── RECORDS

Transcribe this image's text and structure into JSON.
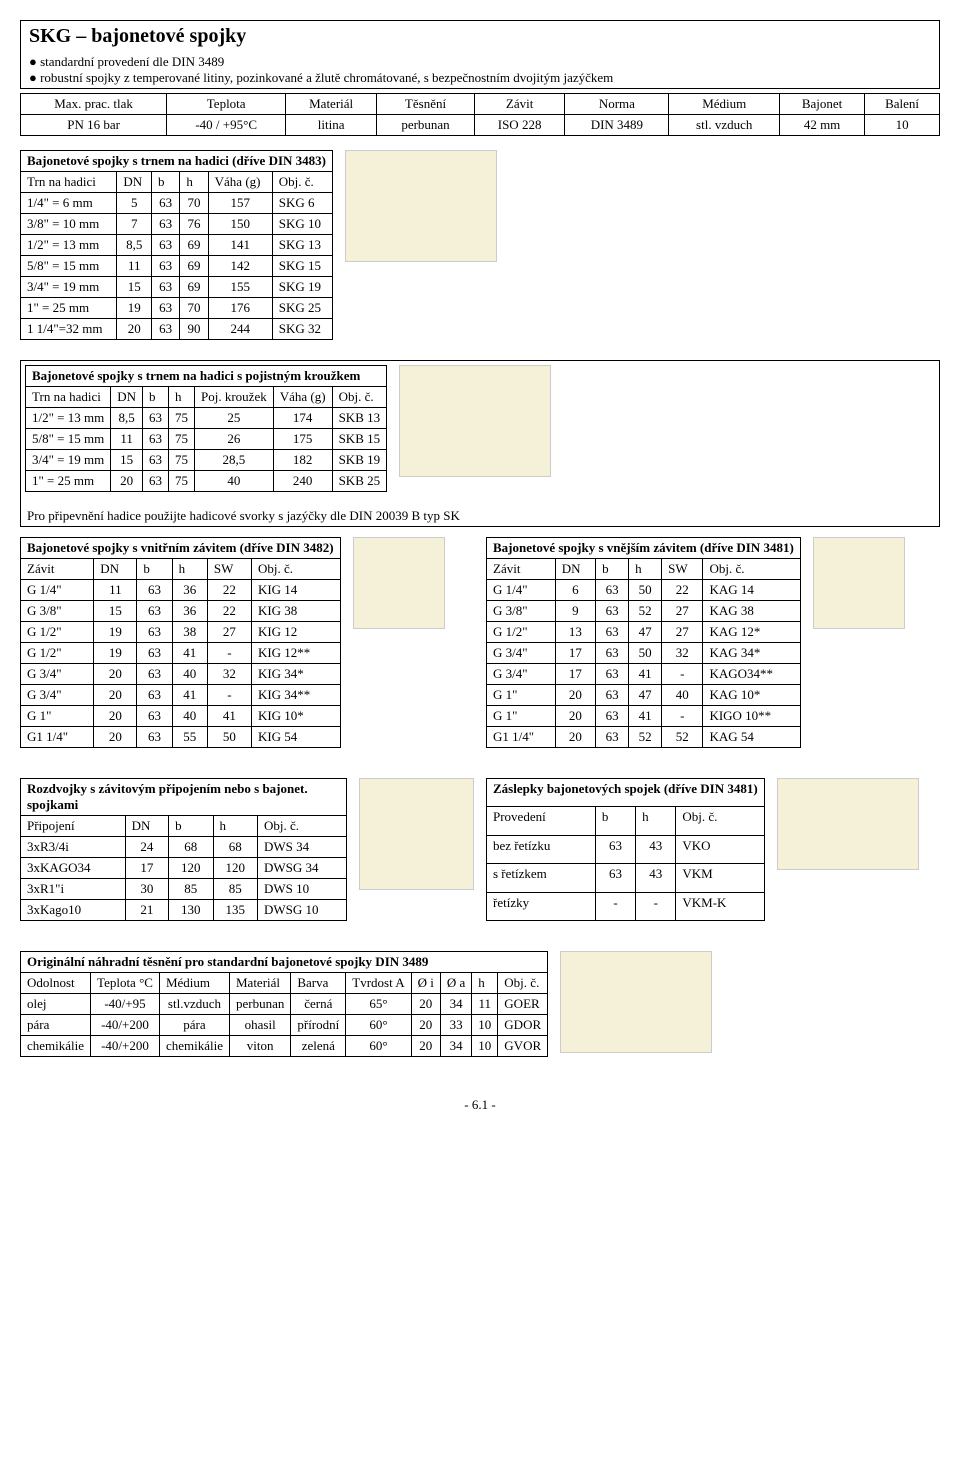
{
  "header": {
    "title": "SKG – bajonetové spojky",
    "bullet1": "● standardní provedení dle DIN 3489",
    "bullet2": "● robustní spojky z temperované litiny, pozinkované a žlutě chromátované, s bezpečnostním dvojitým jazýčkem"
  },
  "specs": {
    "headers": [
      "Max. prac. tlak",
      "Teplota",
      "Materiál",
      "Těsnění",
      "Závit",
      "Norma",
      "Médium",
      "Bajonet",
      "Balení"
    ],
    "values": [
      "PN 16 bar",
      "-40 / +95°C",
      "litina",
      "perbunan",
      "ISO 228",
      "DIN 3489",
      "stl. vzduch",
      "42 mm",
      "10"
    ]
  },
  "t1": {
    "title": "Bajonetové spojky s trnem na hadici (dříve DIN 3483)",
    "headers": [
      "Trn na hadici",
      "DN",
      "b",
      "h",
      "Váha (g)",
      "Obj. č."
    ],
    "rows": [
      [
        "1/4\" = 6 mm",
        "5",
        "63",
        "70",
        "157",
        "SKG 6"
      ],
      [
        "3/8\" = 10 mm",
        "7",
        "63",
        "76",
        "150",
        "SKG 10"
      ],
      [
        "1/2\" = 13 mm",
        "8,5",
        "63",
        "69",
        "141",
        "SKG 13"
      ],
      [
        "5/8\" = 15 mm",
        "11",
        "63",
        "69",
        "142",
        "SKG 15"
      ],
      [
        "3/4\" = 19 mm",
        "15",
        "63",
        "69",
        "155",
        "SKG 19"
      ],
      [
        "1\" = 25 mm",
        "19",
        "63",
        "70",
        "176",
        "SKG 25"
      ],
      [
        "1 1/4\"=32 mm",
        "20",
        "63",
        "90",
        "244",
        "SKG 32"
      ]
    ]
  },
  "t2": {
    "title": "Bajonetové spojky s trnem na hadici s pojistným kroužkem",
    "headers": [
      "Trn na hadici",
      "DN",
      "b",
      "h",
      "Poj. kroužek",
      "Váha (g)",
      "Obj. č."
    ],
    "rows": [
      [
        "1/2\" = 13 mm",
        "8,5",
        "63",
        "75",
        "25",
        "174",
        "SKB 13"
      ],
      [
        "5/8\" = 15 mm",
        "11",
        "63",
        "75",
        "26",
        "175",
        "SKB 15"
      ],
      [
        "3/4\" = 19 mm",
        "15",
        "63",
        "75",
        "28,5",
        "182",
        "SKB 19"
      ],
      [
        "1\" = 25 mm",
        "20",
        "63",
        "75",
        "40",
        "240",
        "SKB 25"
      ]
    ],
    "note": "Pro připevnění hadice použijte hadicové svorky s jazýčky dle DIN 20039 B typ SK"
  },
  "t3": {
    "title": "Bajonetové spojky s vnitřním závitem (dříve DIN 3482)",
    "headers": [
      "Závit",
      "DN",
      "b",
      "h",
      "SW",
      "Obj. č."
    ],
    "rows": [
      [
        "G 1/4\"",
        "11",
        "63",
        "36",
        "22",
        "KIG 14"
      ],
      [
        "G 3/8\"",
        "15",
        "63",
        "36",
        "22",
        "KIG 38"
      ],
      [
        "G 1/2\"",
        "19",
        "63",
        "38",
        "27",
        "KIG 12"
      ],
      [
        "G 1/2\"",
        "19",
        "63",
        "41",
        "-",
        "KIG 12**"
      ],
      [
        "G 3/4\"",
        "20",
        "63",
        "40",
        "32",
        "KIG 34*"
      ],
      [
        "G 3/4\"",
        "20",
        "63",
        "41",
        "-",
        "KIG 34**"
      ],
      [
        "G 1\"",
        "20",
        "63",
        "40",
        "41",
        "KIG 10*"
      ],
      [
        "G1 1/4\"",
        "20",
        "63",
        "55",
        "50",
        "KIG 54"
      ]
    ]
  },
  "t4": {
    "title": "Bajonetové spojky s vnějším závitem (dříve DIN 3481)",
    "headers": [
      "Závit",
      "DN",
      "b",
      "h",
      "SW",
      "Obj. č."
    ],
    "rows": [
      [
        "G 1/4\"",
        "6",
        "63",
        "50",
        "22",
        "KAG 14"
      ],
      [
        "G 3/8\"",
        "9",
        "63",
        "52",
        "27",
        "KAG 38"
      ],
      [
        "G 1/2\"",
        "13",
        "63",
        "47",
        "27",
        "KAG 12*"
      ],
      [
        "G 3/4\"",
        "17",
        "63",
        "50",
        "32",
        "KAG 34*"
      ],
      [
        "G 3/4\"",
        "17",
        "63",
        "41",
        "-",
        "KAGO34**"
      ],
      [
        "G 1\"",
        "20",
        "63",
        "47",
        "40",
        "KAG 10*"
      ],
      [
        "G 1\"",
        "20",
        "63",
        "41",
        "-",
        "KIGO 10**"
      ],
      [
        "G1 1/4\"",
        "20",
        "63",
        "52",
        "52",
        "KAG 54"
      ]
    ]
  },
  "t5": {
    "title": "Rozdvojky s závitovým připojením nebo s bajonet. spojkami",
    "headers": [
      "Připojení",
      "DN",
      "b",
      "h",
      "Obj. č."
    ],
    "rows": [
      [
        "3xR3/4i",
        "24",
        "68",
        "68",
        "DWS 34"
      ],
      [
        "3xKAGO34",
        "17",
        "120",
        "120",
        "DWSG 34"
      ],
      [
        "3xR1\"i",
        "30",
        "85",
        "85",
        "DWS 10"
      ],
      [
        "3xKago10",
        "21",
        "130",
        "135",
        "DWSG 10"
      ]
    ]
  },
  "t6": {
    "title": "Záslepky bajonetových spojek (dříve DIN 3481)",
    "headers": [
      "Provedení",
      "b",
      "h",
      "Obj. č."
    ],
    "rows": [
      [
        "bez řetízku",
        "63",
        "43",
        "VKO"
      ],
      [
        "s řetízkem",
        "63",
        "43",
        "VKM"
      ],
      [
        "řetízky",
        "-",
        "-",
        "VKM-K"
      ]
    ]
  },
  "t7": {
    "title": "Originální náhradní těsnění pro standardní bajonetové spojky DIN 3489",
    "headers": [
      "Odolnost",
      "Teplota °C",
      "Médium",
      "Materiál",
      "Barva",
      "Tvrdost A",
      "Ø i",
      "Ø a",
      "h",
      "Obj. č."
    ],
    "rows": [
      [
        "olej",
        "-40/+95",
        "stl.vzduch",
        "perbunan",
        "černá",
        "65°",
        "20",
        "34",
        "11",
        "GOER"
      ],
      [
        "pára",
        "-40/+200",
        "pára",
        "ohasil",
        "přírodní",
        "60°",
        "20",
        "33",
        "10",
        "GDOR"
      ],
      [
        "chemikálie",
        "-40/+200",
        "chemikálie",
        "viton",
        "zelená",
        "60°",
        "20",
        "34",
        "10",
        "GVOR"
      ]
    ]
  },
  "pagenum": "- 6.1 -"
}
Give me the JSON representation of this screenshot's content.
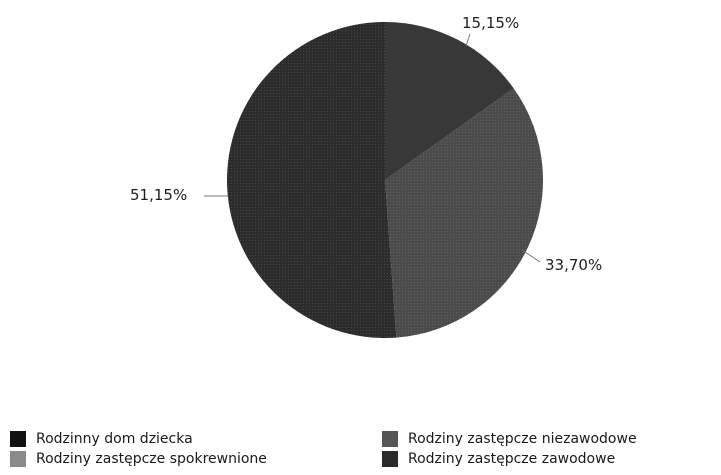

────

* [WORK TO BE COMPLETED]
What comes back should match the records exactly, minus any pictures.

* [OUTPUT OF THE TASK]
Transcribe this image's text and structure into JSON.
{
  "header": {
    "title": "SKG – bajonetové spojky",
    "bullet1": "● standardní provedení dle DIN 3489",
    "bullet2": "● robustní spojky z temperované litiny, pozinkované a žlutě chromátované, s bezpečnostním dvojitým jazýčkem"
  },
  "specs": {
    "headers": [
      "Max. prac. tlak",
      "Teplota",
      "Materiál",
      "Těsnění",
      "Závit",
      "Norma",
      "Médium",
      "Bajonet",
      "Balení"
    ],
    "values": [
      "PN 16 bar",
      "-40 / +95°C",
      "litina",
      "perbunan",
      "ISO 228",
      "DIN 3489",
      "stl. vzduch",
      "42 mm",
      "10"
    ]
  },
  "t1": {
    "title": "Bajonetové spojky s trnem na hadici (dříve DIN 3483)",
    "headers": [
      "Trn na hadici",
      "DN",
      "b",
      "h",
      "Váha (g)",
      "Obj. č."
    ],
    "rows": [
      [
        "1/4\" = 6 mm",
        "5",
        "63",
        "70",
        "157",
        "SKG 6"
      ],
      [
        "3/8\" = 10 mm",
        "7",
        "63",
        "76",
        "150",
        "SKG 10"
      ],
      [
        "1/2\" = 13 mm",
        "8,5",
        "63",
        "69",
        "141",
        "SKG 13"
      ],
      [
        "5/8\" = 15 mm",
        "11",
        "63",
        "69",
        "142",
        "SKG 15"
      ],
      [
        "3/4\" = 19 mm",
        "15",
        "63",
        "69",
        "155",
        "SKG 19"
      ],
      [
        "1\" = 25 mm",
        "19",
        "63",
        "70",
        "176",
        "SKG 25"
      ],
      [
        "1 1/4\"=32 mm",
        "20",
        "63",
        "90",
        "244",
        "SKG 32"
      ]
    ]
  },
  "t2": {
    "title": "Bajonetové spojky s trnem na hadici s pojistným kroužkem",
    "headers": [
      "Trn na hadici",
      "DN",
      "b",
      "h",
      "Poj. kroužek",
      "Váha (g)",
      "Obj. č."
    ],
    "rows": [
      [
        "1/2\" = 13 mm",
        "8,5",
        "63",
        "75",
        "25",
        "174",
        "SKB 13"
      ],
      [
        "5/8\" = 15 mm",
        "11",
        "63",
        "75",
        "26",
        "175",
        "SKB 15"
      ],
      [
        "3/4\" = 19 mm",
        "15",
        "63",
        "75",
        "28,5",
        "182",
        "SKB 19"
      ],
      [
        "1\" = 25 mm",
        "20",
        "63",
        "75",
        "40",
        "240",
        "SKB 25"
      ]
    ],
    "note": "Pro připevnění hadice použijte hadicové svorky s jazýčky dle DIN 20039 B typ SK"
  },
  "t3": {
    "title": "Bajonetové spojky s vnitřním závitem (dříve DIN 3482)",
    "headers": [
      "Závit",
      "DN",
      "b",
      "h",
      "SW",
      "Obj. č."
    ],
    "rows": [
      [
        "G 1/4\"",
        "11",
        "63",
        "36",
        "22",
        "KIG 14"
      ],
      [
        "G 3/8\"",
        "15",
        "63",
        "36",
        "22",
        "KIG 38"
      ],
      [
        "G 1/2\"",
        "19",
        "63",
        "38",
        "27",
        "KIG 12"
      ],
      [
        "G 1/2\"",
        "19",
        "63",
        "41",
        "-",
        "KIG 12**"
      ],
      [
        "G 3/4\"",
        "20",
        "63",
        "40",
        "32",
        "KIG 34*"
      ],
      [
        "G 3/4\"",
        "20",
        "63",
        "41",
        "-",
        "KIG 34**"
      ],
      [
        "G 1\"",
        "20",
        "63",
        "40",
        "41",
        "KIG 10*"
      ],
      [
        "G1 1/4\"",
        "20",
        "63",
        "55",
        "50",
        "KIG 54"
      ]
    ]
  },
  "t4": {
    "title": "Bajonetové spojky s vnějším závitem (dříve DIN 3481)",
    "headers": [
      "Závit",
      "DN",
      "b",
      "h",
      "SW",
      "Obj. č."
    ],
    "rows": [
      [
        "G 1/4\"",
        "6",
        "63",
        "50",
        "22",
        "KAG 14"
      ],
      [
        "G 3/8\"",
        "9",
        "63",
        "52",
        "27",
        "KAG 38"
      ],
      [
        "G 1/2\"",
        "13",
        "63",
        "47",
        "27",
        "KAG 12*"
      ],
      [
        "G 3/4\"",
        "17",
        "63",
        "50",
        "32",
        "KAG 34*"
      ],
      [
        "G 3/4\"",
        "17",
        "63",
        "41",
        "-",
        "KAGO34**"
      ],
      [
        "G 1\"",
        "20",
        "63",
        "47",
        "40",
        "KAG 10*"
      ],
      [
        "G 1\"",
        "20",
        "63",
        "41",
        "-",
        "KIGO 10**"
      ],
      [
        "G1 1/4\"",
        "20",
        "63",
        "52",
        "52",
        "KAG 54"
      ]
    ]
  },
  "t5": {
    "title": "Rozdvojky s závitovým připojením nebo s bajonet. spojkami",
    "headers": [
      "Připojení",
      "DN",
      "b",
      "h",
      "Obj. č."
    ],
    "rows": [
      [
        "3xR3/4i",
        "24",
        "68",
        "68",
        "DWS 34"
      ],
      [
        "3xKAGO34",
        "17",
        "120",
        "120",
        "DWSG 34"
      ],
      [
        "3xR1\"i",
        "30",
        "85",
        "85",
        "DWS 10"
      ],
      [
        "3xKago10",
        "21",
        "130",
        "135",
        "DWSG 10"
      ]
    ]
  },
  "t6": {
    "title": "Záslepky bajonetových spojek (dříve DIN 3481)",
    "headers": [
      "Provedení",
      "b",
      "h",
      "Obj. č."
    ],
    "rows": [
      [
        "bez řetízku",
        "63",
        "43",
        "VKO"
      ],
      [
        "s řetízkem",
        "63",
        "43",
        "VKM"
      ],
      [
        "řetízky",
        "-",
        "-",
        "VKM-K"
      ]
    ]
  },
  "t7": {
    "title": "Originální náhradní těsnění pro standardní bajonetové spojky DIN 3489",
    "headers": [
      "Odolnost",
      "Teplota °C",
      "Médium",
      "Materiál",
      "Barva",
      "Tvrdost A",
      "Ø i",
      "Ø a",
      "h",
      "Obj. č."
    ],
    "rows": [
      [
        "olej",
        "-40/+95",
        "stl.vzduch",
        "perbunan",
        "černá",
        "65°",
        "20",
        "34",
        "11",
        "GOER"
      ],
      [
        "pára",
        "-40/+200",
        "pára",
        "ohasil",
        "přírodní",
        "60°",
        "20",
        "33",
        "10",
        "GDOR"
      ],
      [
        "chemikálie",
        "-40/+200",
        "chemikálie",
        "viton",
        "zelená",
        "60°",
        "20",
        "34",
        "10",
        "GVOR"
      ]
    ]
  },
  "pagenum": "- 6.1 -"
}
Give me the JSON representation of this screenshot's content.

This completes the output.